[TASK]: Can you copy out the data exactly? Leave the images out.
START DATA TO PROCESS
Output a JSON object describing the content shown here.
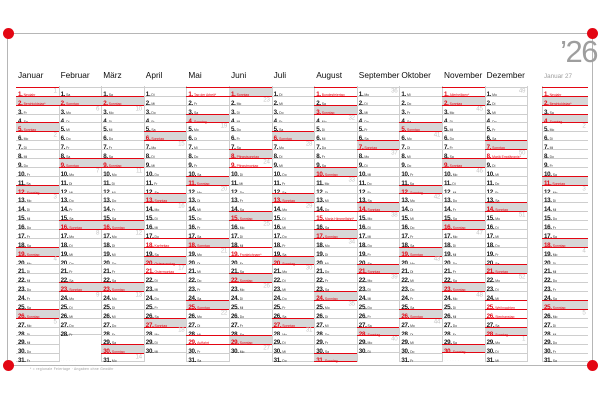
{
  "year_label": "’26",
  "imprint": "* = regionale Feiertage · Angaben ohne Gewähr",
  "micro_label": "· · · · · ·",
  "sunday_label": "Sonntag",
  "weekday_abbrev": [
    "Mo",
    "Di",
    "Mi",
    "Do",
    "Fr",
    "Sa"
  ],
  "colors": {
    "holiday_red": "#e30613",
    "sunday_bg": "#d7d7d7",
    "grid_line": "#cecece",
    "week_number_gray": "#c6c6c6",
    "muted_gray": "#9c9c9c"
  },
  "months": [
    {
      "name": "Januar",
      "dow1": 2,
      "days": 31,
      "holidays": {
        "1": "Neujahr",
        "2": "Berchtoldstag*"
      },
      "shade_days": [
        2
      ],
      "weeks": {
        "1": 1,
        "6": 2,
        "13": 3,
        "20": 4,
        "27": 5
      }
    },
    {
      "name": "Februar",
      "dow1": 5,
      "days": 28,
      "holidays": {},
      "weeks": {
        "3": 6,
        "10": 7,
        "17": 8,
        "24": 9
      },
      "micro": true
    },
    {
      "name": "März",
      "dow1": 5,
      "days": 31,
      "holidays": {},
      "weeks": {
        "3": 10,
        "10": 11,
        "17": 12,
        "24": 13,
        "31": 14
      }
    },
    {
      "name": "April",
      "dow1": 1,
      "days": 30,
      "holidays": {
        "18": "Karfreitag",
        "20": "Ostersonntag",
        "21": "Ostermontag"
      },
      "weeks": {
        "7": 15,
        "14": 16,
        "21": 17,
        "28": 18
      }
    },
    {
      "name": "Mai",
      "dow1": 3,
      "days": 31,
      "holidays": {
        "1": "Tag der Arbeit*",
        "29": "Auffahrt"
      },
      "weeks": {
        "5": 19,
        "12": 20,
        "19": 21,
        "26": 22
      }
    },
    {
      "name": "Juni",
      "dow1": 6,
      "days": 30,
      "holidays": {
        "8": "Pfingstsonntag",
        "9": "Pfingstmontag",
        "19": "Fronleichnam*"
      },
      "weeks": {
        "2": 23,
        "9": 24,
        "16": 25,
        "23": 26,
        "30": 27
      }
    },
    {
      "name": "Juli",
      "dow1": 1,
      "days": 31,
      "holidays": {},
      "weeks": {
        "7": 28,
        "14": 29,
        "21": 30,
        "28": 31
      }
    },
    {
      "name": "August",
      "dow1": 4,
      "days": 31,
      "holidays": {
        "1": "Bundesfeiertag",
        "15": "Maria Himmelfahrt*"
      },
      "weeks": {
        "4": 32,
        "11": 33,
        "18": 34,
        "25": 35
      }
    },
    {
      "name": "September",
      "dow1": 0,
      "days": 30,
      "holidays": {},
      "weeks": {
        "1": 36,
        "8": 37,
        "15": 38,
        "22": 39,
        "29": 40
      }
    },
    {
      "name": "Oktober",
      "dow1": 2,
      "days": 31,
      "holidays": {},
      "weeks": {
        "6": 41,
        "13": 42,
        "20": 43,
        "27": 44
      }
    },
    {
      "name": "November",
      "dow1": 5,
      "days": 30,
      "holidays": {
        "1": "Allerheiligen*"
      },
      "weeks": {
        "3": 45,
        "10": 46,
        "17": 47,
        "24": 48
      },
      "micro": true
    },
    {
      "name": "Dezember",
      "dow1": 0,
      "days": 31,
      "holidays": {
        "8": "Mariä Empfängnis*",
        "25": "Weihnachten",
        "26": "Stephanstag"
      },
      "weeks": {
        "1": 49,
        "8": 50,
        "15": 51,
        "22": 52,
        "29": 1
      }
    },
    {
      "name": "Januar 27",
      "dow1": 3,
      "days": 31,
      "muted": true,
      "holidays": {
        "1": "Neujahr",
        "2": "Berchtoldstag*"
      },
      "shade_days": [
        2
      ],
      "weeks": {
        "5": 2,
        "12": 3,
        "19": 4,
        "26": 5
      }
    }
  ]
}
END DATA TO PROCESS
[OUTPUT]:
Output a JSON object describing the content shown here.
{
  "year_label": "’26",
  "imprint": "* = regionale Feiertage · Angaben ohne Gewähr",
  "micro_label": "· · · · · ·",
  "sunday_label": "Sonntag",
  "weekday_abbrev": [
    "Mo",
    "Di",
    "Mi",
    "Do",
    "Fr",
    "Sa"
  ],
  "colors": {
    "holiday_red": "#e30613",
    "sunday_bg": "#d7d7d7",
    "grid_line": "#cecece",
    "week_number_gray": "#c6c6c6",
    "muted_gray": "#9c9c9c"
  },
  "months": [
    {
      "name": "Januar",
      "dow1": 2,
      "days": 31,
      "holidays": {
        "1": "Neujahr",
        "2": "Berchtoldstag*"
      },
      "shade_days": [
        2
      ],
      "weeks": {
        "1": 1,
        "6": 2,
        "13": 3,
        "20": 4,
        "27": 5
      }
    },
    {
      "name": "Februar",
      "dow1": 5,
      "days": 28,
      "holidays": {},
      "weeks": {
        "3": 6,
        "10": 7,
        "17": 8,
        "24": 9
      },
      "micro": true
    },
    {
      "name": "März",
      "dow1": 5,
      "days": 31,
      "holidays": {},
      "weeks": {
        "3": 10,
        "10": 11,
        "17": 12,
        "24": 13,
        "31": 14
      }
    },
    {
      "name": "April",
      "dow1": 1,
      "days": 30,
      "holidays": {
        "18": "Karfreitag",
        "20": "Ostersonntag",
        "21": "Ostermontag"
      },
      "weeks": {
        "7": 15,
        "14": 16,
        "21": 17,
        "28": 18
      }
    },
    {
      "name": "Mai",
      "dow1": 3,
      "days": 31,
      "holidays": {
        "1": "Tag der Arbeit*",
        "29": "Auffahrt"
      },
      "weeks": {
        "5": 19,
        "12": 20,
        "19": 21,
        "26": 22
      }
    },
    {
      "name": "Juni",
      "dow1": 6,
      "days": 30,
      "holidays": {
        "8": "Pfingstsonntag",
        "9": "Pfingstmontag",
        "19": "Fronleichnam*"
      },
      "weeks": {
        "2": 23,
        "9": 24,
        "16": 25,
        "23": 26,
        "30": 27
      }
    },
    {
      "name": "Juli",
      "dow1": 1,
      "days": 31,
      "holidays": {},
      "weeks": {
        "7": 28,
        "14": 29,
        "21": 30,
        "28": 31
      }
    },
    {
      "name": "August",
      "dow1": 4,
      "days": 31,
      "holidays": {
        "1": "Bundesfeiertag",
        "15": "Maria Himmelfahrt*"
      },
      "weeks": {
        "4": 32,
        "11": 33,
        "18": 34,
        "25": 35
      }
    },
    {
      "name": "September",
      "dow1": 0,
      "days": 30,
      "holidays": {},
      "weeks": {
        "1": 36,
        "8": 37,
        "15": 38,
        "22": 39,
        "29": 40
      }
    },
    {
      "name": "Oktober",
      "dow1": 2,
      "days": 31,
      "holidays": {},
      "weeks": {
        "6": 41,
        "13": 42,
        "20": 43,
        "27": 44
      }
    },
    {
      "name": "November",
      "dow1": 5,
      "days": 30,
      "holidays": {
        "1": "Allerheiligen*"
      },
      "weeks": {
        "3": 45,
        "10": 46,
        "17": 47,
        "24": 48
      },
      "micro": true
    },
    {
      "name": "Dezember",
      "dow1": 0,
      "days": 31,
      "holidays": {
        "8": "Mariä Empfängnis*",
        "25": "Weihnachten",
        "26": "Stephanstag"
      },
      "weeks": {
        "1": 49,
        "8": 50,
        "15": 51,
        "22": 52,
        "29": 1
      }
    },
    {
      "name": "Januar 27",
      "dow1": 3,
      "days": 31,
      "muted": true,
      "holidays": {
        "1": "Neujahr",
        "2": "Berchtoldstag*"
      },
      "shade_days": [
        2
      ],
      "weeks": {
        "5": 2,
        "12": 3,
        "19": 4,
        "26": 5
      }
    }
  ]
}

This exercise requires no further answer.